## BEGIN
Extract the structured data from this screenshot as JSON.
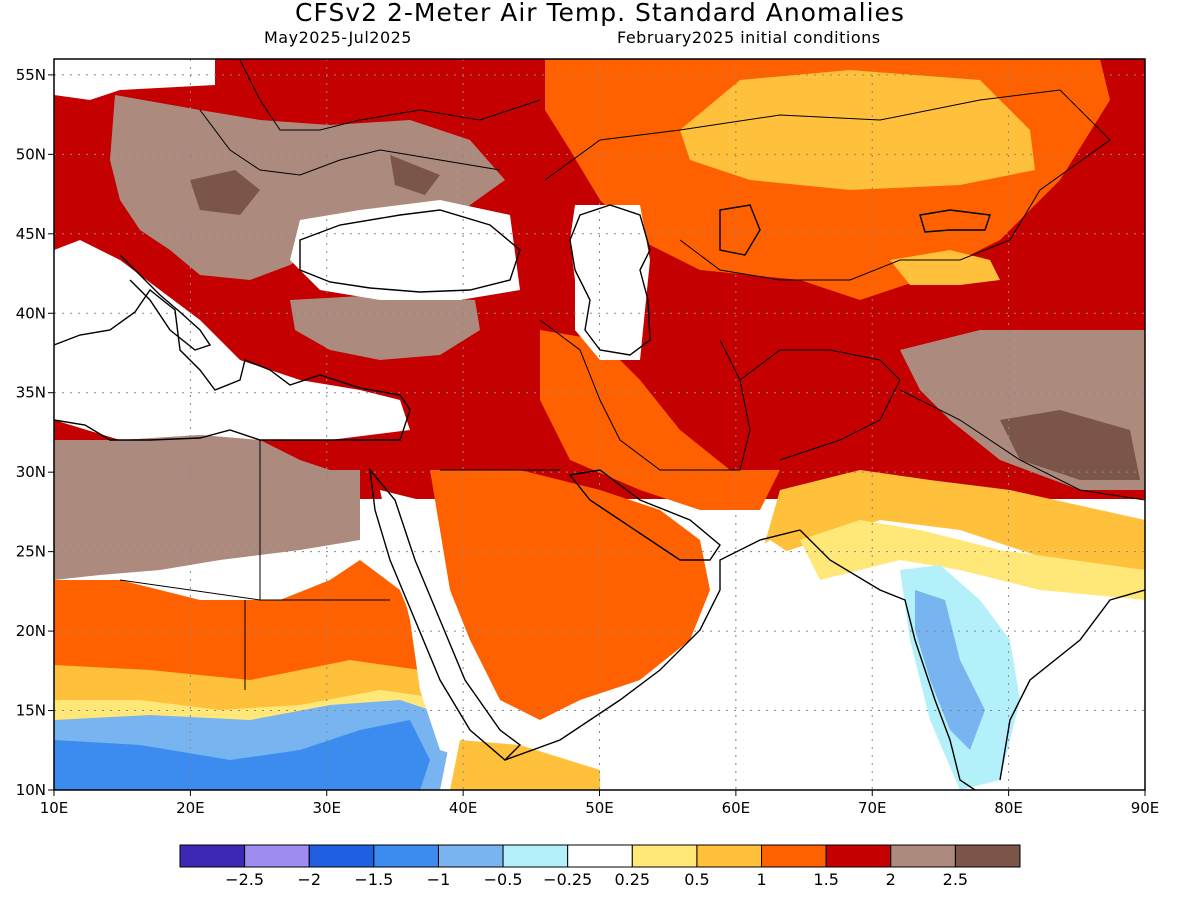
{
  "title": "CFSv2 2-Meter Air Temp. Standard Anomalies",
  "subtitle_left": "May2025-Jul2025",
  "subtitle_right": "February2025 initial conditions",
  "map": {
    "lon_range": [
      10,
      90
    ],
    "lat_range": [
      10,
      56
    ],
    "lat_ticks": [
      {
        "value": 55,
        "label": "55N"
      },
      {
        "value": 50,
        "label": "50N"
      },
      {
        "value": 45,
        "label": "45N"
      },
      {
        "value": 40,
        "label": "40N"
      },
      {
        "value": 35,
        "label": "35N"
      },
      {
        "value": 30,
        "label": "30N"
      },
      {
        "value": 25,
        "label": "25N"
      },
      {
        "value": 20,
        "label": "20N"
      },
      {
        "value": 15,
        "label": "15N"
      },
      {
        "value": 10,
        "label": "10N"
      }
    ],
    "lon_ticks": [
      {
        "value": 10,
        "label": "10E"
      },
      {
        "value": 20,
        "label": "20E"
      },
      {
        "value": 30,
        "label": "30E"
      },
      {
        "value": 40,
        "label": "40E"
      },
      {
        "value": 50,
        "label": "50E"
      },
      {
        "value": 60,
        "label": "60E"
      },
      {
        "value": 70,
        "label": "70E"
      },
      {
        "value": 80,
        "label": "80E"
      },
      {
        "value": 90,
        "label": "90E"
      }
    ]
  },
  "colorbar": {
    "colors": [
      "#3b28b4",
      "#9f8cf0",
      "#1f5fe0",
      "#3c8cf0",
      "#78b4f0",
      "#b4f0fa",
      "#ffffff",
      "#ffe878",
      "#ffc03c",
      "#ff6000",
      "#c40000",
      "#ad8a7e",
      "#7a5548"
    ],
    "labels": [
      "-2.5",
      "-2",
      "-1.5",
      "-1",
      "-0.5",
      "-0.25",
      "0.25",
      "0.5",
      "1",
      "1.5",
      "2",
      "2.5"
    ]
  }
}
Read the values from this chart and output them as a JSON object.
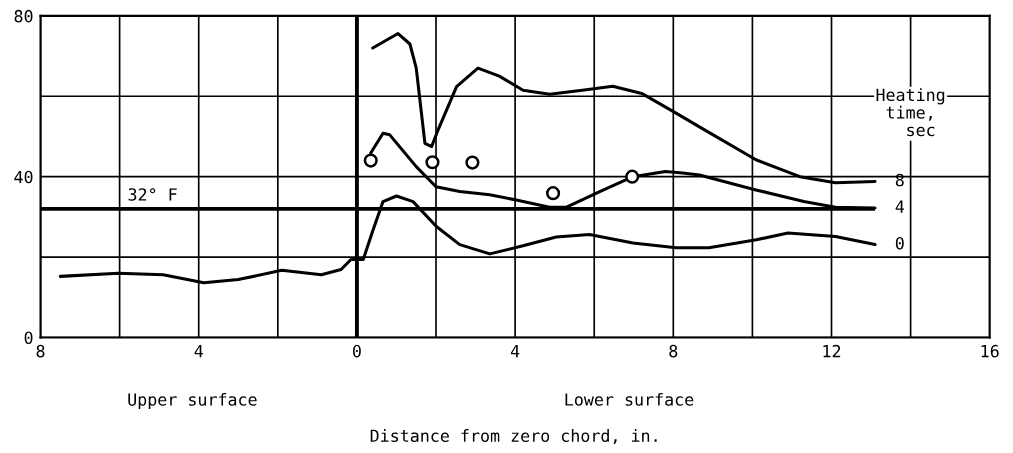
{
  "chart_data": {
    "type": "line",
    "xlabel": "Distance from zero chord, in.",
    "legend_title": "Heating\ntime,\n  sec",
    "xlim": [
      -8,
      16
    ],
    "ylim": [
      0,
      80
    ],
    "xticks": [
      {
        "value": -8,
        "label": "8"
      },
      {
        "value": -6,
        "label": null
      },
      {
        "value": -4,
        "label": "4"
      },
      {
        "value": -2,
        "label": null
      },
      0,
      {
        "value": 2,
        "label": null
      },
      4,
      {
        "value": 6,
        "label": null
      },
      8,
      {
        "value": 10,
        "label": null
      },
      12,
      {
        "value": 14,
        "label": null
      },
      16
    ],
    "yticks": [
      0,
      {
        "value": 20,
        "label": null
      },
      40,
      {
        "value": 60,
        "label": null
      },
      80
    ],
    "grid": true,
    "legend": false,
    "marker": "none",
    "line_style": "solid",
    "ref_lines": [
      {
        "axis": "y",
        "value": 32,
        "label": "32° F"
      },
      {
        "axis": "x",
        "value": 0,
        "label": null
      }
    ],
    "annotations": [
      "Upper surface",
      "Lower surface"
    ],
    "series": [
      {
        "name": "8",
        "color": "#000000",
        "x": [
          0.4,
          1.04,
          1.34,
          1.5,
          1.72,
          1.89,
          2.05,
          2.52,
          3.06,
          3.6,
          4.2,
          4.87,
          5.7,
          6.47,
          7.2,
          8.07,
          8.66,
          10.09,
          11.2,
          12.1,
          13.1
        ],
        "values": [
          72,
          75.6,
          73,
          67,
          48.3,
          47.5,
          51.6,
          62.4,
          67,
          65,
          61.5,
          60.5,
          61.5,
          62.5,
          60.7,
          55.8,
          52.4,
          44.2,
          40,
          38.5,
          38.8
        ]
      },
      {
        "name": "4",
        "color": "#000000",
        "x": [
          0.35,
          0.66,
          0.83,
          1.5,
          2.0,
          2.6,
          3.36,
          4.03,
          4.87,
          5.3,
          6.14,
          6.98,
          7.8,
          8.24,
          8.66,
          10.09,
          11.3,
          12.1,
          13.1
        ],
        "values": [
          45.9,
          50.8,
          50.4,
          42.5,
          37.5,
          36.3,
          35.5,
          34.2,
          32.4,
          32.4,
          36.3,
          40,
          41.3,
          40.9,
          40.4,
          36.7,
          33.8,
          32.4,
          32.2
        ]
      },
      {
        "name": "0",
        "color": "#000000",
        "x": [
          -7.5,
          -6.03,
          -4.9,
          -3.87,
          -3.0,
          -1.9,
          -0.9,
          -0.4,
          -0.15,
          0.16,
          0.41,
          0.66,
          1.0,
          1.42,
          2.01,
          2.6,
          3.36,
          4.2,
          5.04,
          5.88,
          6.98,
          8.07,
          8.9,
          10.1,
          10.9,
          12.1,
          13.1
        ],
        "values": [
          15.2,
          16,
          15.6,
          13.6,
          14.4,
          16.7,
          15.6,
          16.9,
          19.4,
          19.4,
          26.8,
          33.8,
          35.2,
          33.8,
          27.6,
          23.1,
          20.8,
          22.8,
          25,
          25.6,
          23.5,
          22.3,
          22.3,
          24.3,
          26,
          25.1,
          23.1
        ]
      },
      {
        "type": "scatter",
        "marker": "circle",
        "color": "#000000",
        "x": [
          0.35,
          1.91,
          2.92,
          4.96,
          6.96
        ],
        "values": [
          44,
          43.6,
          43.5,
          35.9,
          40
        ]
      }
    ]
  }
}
## END
Aim:
Omit the pictures. Output every record above word for word.

Correct result:
Extract the structured data from this screenshot as JSON.
{
  "title": "CFSv2 2-Meter Air Temp. Standard Anomalies",
  "subtitle_left": "May2025-Jul2025",
  "subtitle_right": "February2025 initial conditions",
  "map": {
    "lon_range": [
      10,
      90
    ],
    "lat_range": [
      10,
      56
    ],
    "lat_ticks": [
      {
        "value": 55,
        "label": "55N"
      },
      {
        "value": 50,
        "label": "50N"
      },
      {
        "value": 45,
        "label": "45N"
      },
      {
        "value": 40,
        "label": "40N"
      },
      {
        "value": 35,
        "label": "35N"
      },
      {
        "value": 30,
        "label": "30N"
      },
      {
        "value": 25,
        "label": "25N"
      },
      {
        "value": 20,
        "label": "20N"
      },
      {
        "value": 15,
        "label": "15N"
      },
      {
        "value": 10,
        "label": "10N"
      }
    ],
    "lon_ticks": [
      {
        "value": 10,
        "label": "10E"
      },
      {
        "value": 20,
        "label": "20E"
      },
      {
        "value": 30,
        "label": "30E"
      },
      {
        "value": 40,
        "label": "40E"
      },
      {
        "value": 50,
        "label": "50E"
      },
      {
        "value": 60,
        "label": "60E"
      },
      {
        "value": 70,
        "label": "70E"
      },
      {
        "value": 80,
        "label": "80E"
      },
      {
        "value": 90,
        "label": "90E"
      }
    ]
  },
  "colorbar": {
    "colors": [
      "#3b28b4",
      "#9f8cf0",
      "#1f5fe0",
      "#3c8cf0",
      "#78b4f0",
      "#b4f0fa",
      "#ffffff",
      "#ffe878",
      "#ffc03c",
      "#ff6000",
      "#c40000",
      "#ad8a7e",
      "#7a5548"
    ],
    "labels": [
      "-2.5",
      "-2",
      "-1.5",
      "-1",
      "-0.5",
      "-0.25",
      "0.25",
      "0.5",
      "1",
      "1.5",
      "2",
      "2.5"
    ]
  }
}
Read the values from this chart and output them as a JSON object.
{
  "chart_data": {
    "type": "line",
    "xlabel": "Distance from zero chord, in.",
    "legend_title": "Heating\ntime,\n  sec",
    "xlim": [
      -8,
      16
    ],
    "ylim": [
      0,
      80
    ],
    "xticks": [
      {
        "value": -8,
        "label": "8"
      },
      {
        "value": -6,
        "label": null
      },
      {
        "value": -4,
        "label": "4"
      },
      {
        "value": -2,
        "label": null
      },
      0,
      {
        "value": 2,
        "label": null
      },
      4,
      {
        "value": 6,
        "label": null
      },
      8,
      {
        "value": 10,
        "label": null
      },
      12,
      {
        "value": 14,
        "label": null
      },
      16
    ],
    "yticks": [
      0,
      {
        "value": 20,
        "label": null
      },
      40,
      {
        "value": 60,
        "label": null
      },
      80
    ],
    "grid": true,
    "legend": false,
    "marker": "none",
    "line_style": "solid",
    "ref_lines": [
      {
        "axis": "y",
        "value": 32,
        "label": "32° F"
      },
      {
        "axis": "x",
        "value": 0,
        "label": null
      }
    ],
    "annotations": [
      "Upper surface",
      "Lower surface"
    ],
    "series": [
      {
        "name": "8",
        "color": "#000000",
        "x": [
          0.4,
          1.04,
          1.34,
          1.5,
          1.72,
          1.89,
          2.05,
          2.52,
          3.06,
          3.6,
          4.2,
          4.87,
          5.7,
          6.47,
          7.2,
          8.07,
          8.66,
          10.09,
          11.2,
          12.1,
          13.1
        ],
        "values": [
          72,
          75.6,
          73,
          67,
          48.3,
          47.5,
          51.6,
          62.4,
          67,
          65,
          61.5,
          60.5,
          61.5,
          62.5,
          60.7,
          55.8,
          52.4,
          44.2,
          40,
          38.5,
          38.8
        ]
      },
      {
        "name": "4",
        "color": "#000000",
        "x": [
          0.35,
          0.66,
          0.83,
          1.5,
          2.0,
          2.6,
          3.36,
          4.03,
          4.87,
          5.3,
          6.14,
          6.98,
          7.8,
          8.24,
          8.66,
          10.09,
          11.3,
          12.1,
          13.1
        ],
        "values": [
          45.9,
          50.8,
          50.4,
          42.5,
          37.5,
          36.3,
          35.5,
          34.2,
          32.4,
          32.4,
          36.3,
          40,
          41.3,
          40.9,
          40.4,
          36.7,
          33.8,
          32.4,
          32.2
        ]
      },
      {
        "name": "0",
        "color": "#000000",
        "x": [
          -7.5,
          -6.03,
          -4.9,
          -3.87,
          -3.0,
          -1.9,
          -0.9,
          -0.4,
          -0.15,
          0.16,
          0.41,
          0.66,
          1.0,
          1.42,
          2.01,
          2.6,
          3.36,
          4.2,
          5.04,
          5.88,
          6.98,
          8.07,
          8.9,
          10.1,
          10.9,
          12.1,
          13.1
        ],
        "values": [
          15.2,
          16,
          15.6,
          13.6,
          14.4,
          16.7,
          15.6,
          16.9,
          19.4,
          19.4,
          26.8,
          33.8,
          35.2,
          33.8,
          27.6,
          23.1,
          20.8,
          22.8,
          25,
          25.6,
          23.5,
          22.3,
          22.3,
          24.3,
          26,
          25.1,
          23.1
        ]
      },
      {
        "type": "scatter",
        "marker": "circle",
        "color": "#000000",
        "x": [
          0.35,
          1.91,
          2.92,
          4.96,
          6.96
        ],
        "values": [
          44,
          43.6,
          43.5,
          35.9,
          40
        ]
      }
    ]
  }
}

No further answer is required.